# Record set start
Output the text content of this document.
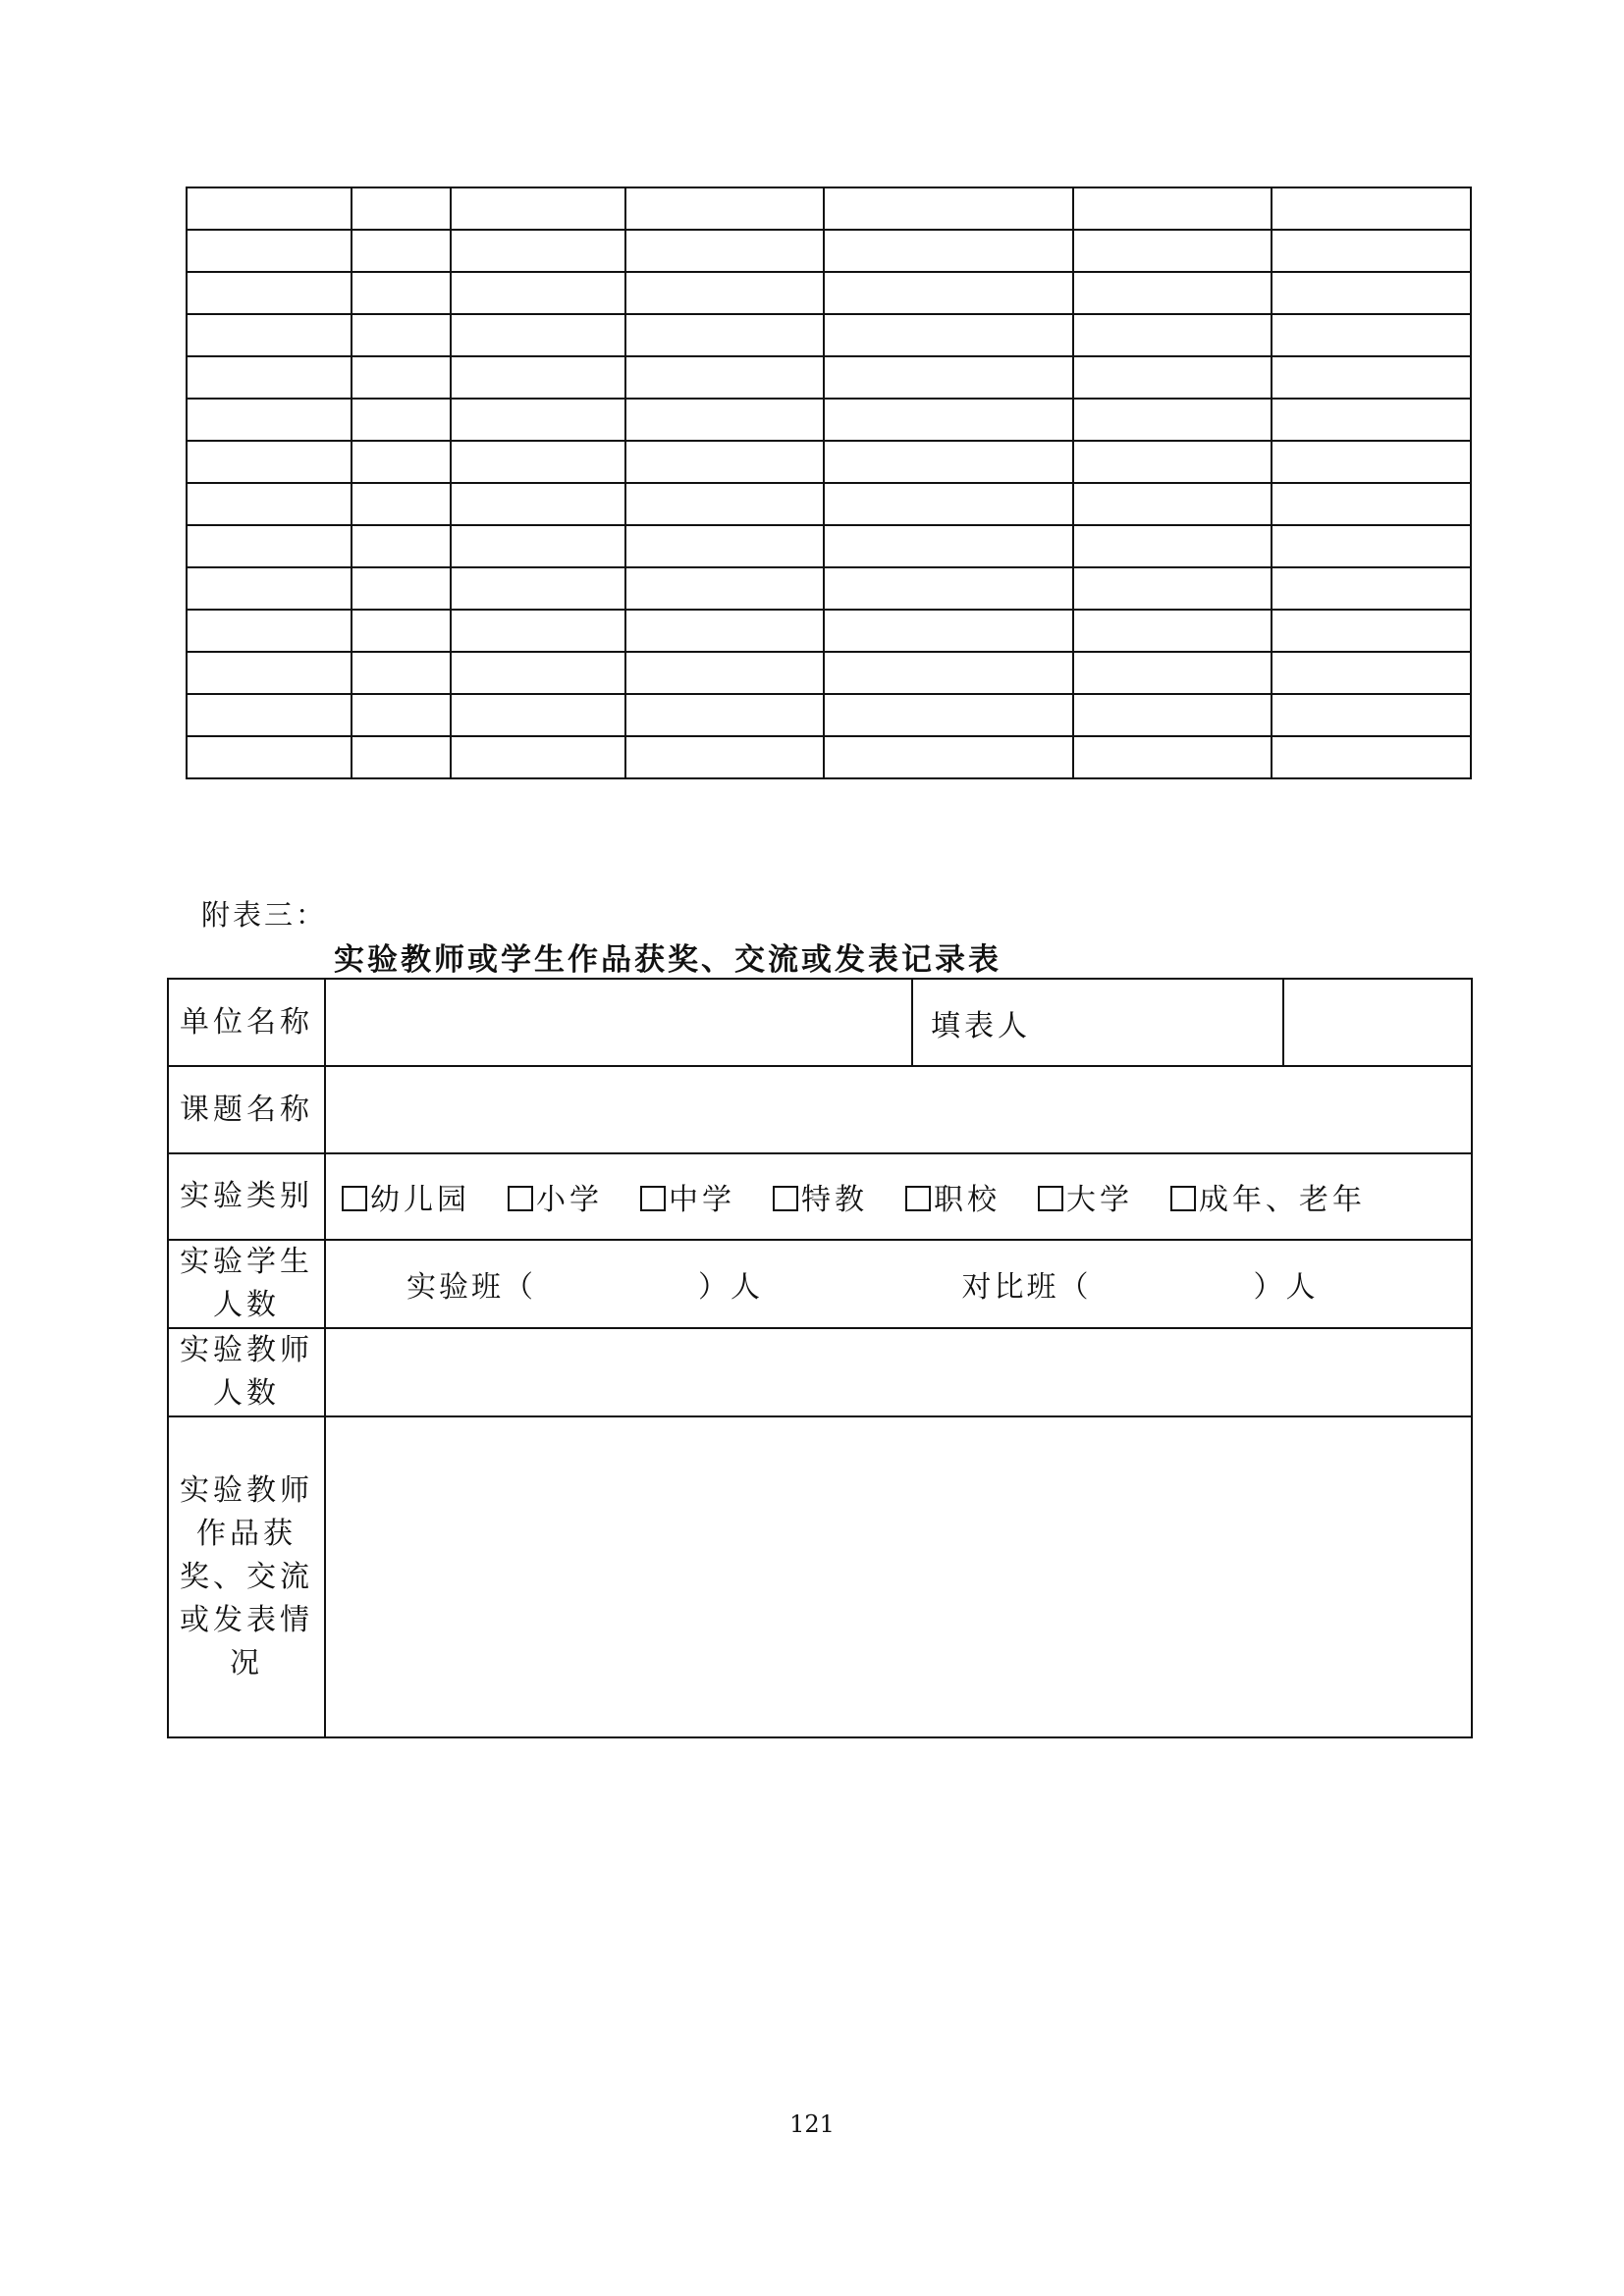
附表三：
实验教师或学生作品获奖、交流或发表记录表
单位名称		填表人	
课题名称			
实验类别	幼儿园 小学 中学 特教 职校 大学 成年、老年		
实验学生人数	实验班（　　　　　）人 对比班（　　　　　）人		
实验教师人数			
实验教师作品获奖、交流或发表情况			
121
# Record set end
Problem details
Skip the pictures, then retype every line above exactly.

Result for this exercise
Output the text content of this document.
附表三：
实验教师或学生作品获奖、交流或发表记录表
单位名称		填表人	
课题名称			
实验类别	幼儿园 小学 中学 特教 职校 大学 成年、老年		
实验学生人数	实验班（　　　　　）人 对比班（　　　　　）人		
实验教师人数			
实验教师作品获奖、交流或发表情况			
121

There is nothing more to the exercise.